··· Extracted material

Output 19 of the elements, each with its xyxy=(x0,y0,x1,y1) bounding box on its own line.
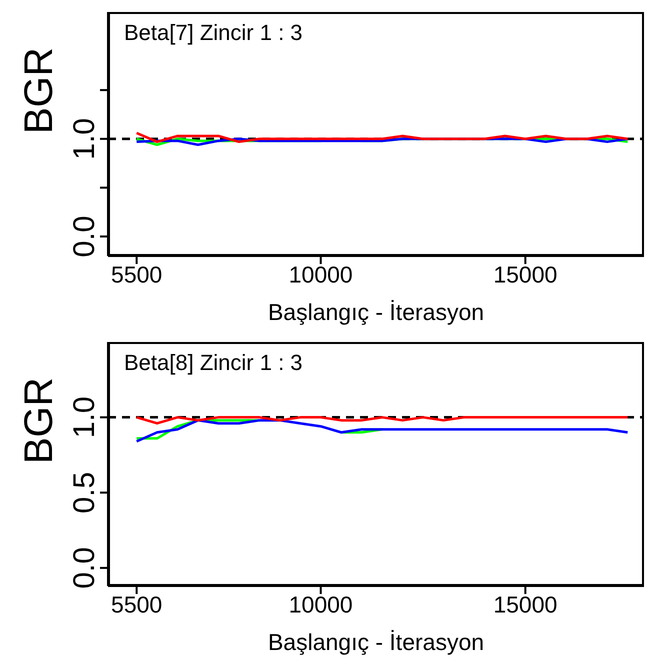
x-axis-title: Başlangıç - İterasyon xyxy=(268,629,484,655)
y-tick-label: 1.0 xyxy=(68,118,101,160)
x-axis-title: Başlangıç - İterasyon xyxy=(268,299,484,325)
y-axis-title: BGR xyxy=(17,47,62,134)
line-series xyxy=(135,419,629,443)
x-tick-label: 5500 xyxy=(111,591,162,618)
x-tick-label: 10000 xyxy=(288,591,353,618)
y-tick-label: 0.0 xyxy=(68,216,101,258)
chart-title: Beta[8] Zincir 1 : 3 xyxy=(124,350,303,376)
y-tick-label: 0.5 xyxy=(68,472,101,514)
chart-title: Beta[7] Zincir 1 : 3 xyxy=(124,20,303,46)
line-series xyxy=(135,132,629,144)
x-tick-label: 15000 xyxy=(493,591,558,618)
x-tick-label: 5500 xyxy=(111,261,162,288)
y-axis-title: BGR xyxy=(17,377,62,464)
x-tick-label: 10000 xyxy=(288,261,353,288)
y-tick-label: 0.0 xyxy=(68,547,101,589)
x-tick-label: 15000 xyxy=(493,261,558,288)
y-tick-label: 1.0 xyxy=(68,396,101,438)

······

*To do*: Copy out every line of the entries above word for word, leaving out the pictures.

*Expected answer*:
Output 19 of the elements, each with its xyxy=(x0,y0,x1,y1) bounding box on its own line.
x-axis-title: Başlangıç - İterasyon xyxy=(268,629,484,655)
y-tick-label: 1.0 xyxy=(68,118,101,160)
x-axis-title: Başlangıç - İterasyon xyxy=(268,299,484,325)
y-axis-title: BGR xyxy=(17,47,62,134)
line-series xyxy=(135,419,629,443)
x-tick-label: 5500 xyxy=(111,591,162,618)
x-tick-label: 10000 xyxy=(288,591,353,618)
y-tick-label: 0.0 xyxy=(68,216,101,258)
chart-title: Beta[8] Zincir 1 : 3 xyxy=(124,350,303,376)
y-tick-label: 0.5 xyxy=(68,472,101,514)
chart-title: Beta[7] Zincir 1 : 3 xyxy=(124,20,303,46)
line-series xyxy=(135,132,629,144)
x-tick-label: 15000 xyxy=(493,591,558,618)
x-tick-label: 5500 xyxy=(111,261,162,288)
y-axis-title: BGR xyxy=(17,377,62,464)
x-tick-label: 10000 xyxy=(288,261,353,288)
y-tick-label: 0.0 xyxy=(68,547,101,589)
x-tick-label: 15000 xyxy=(493,261,558,288)
y-tick-label: 1.0 xyxy=(68,396,101,438)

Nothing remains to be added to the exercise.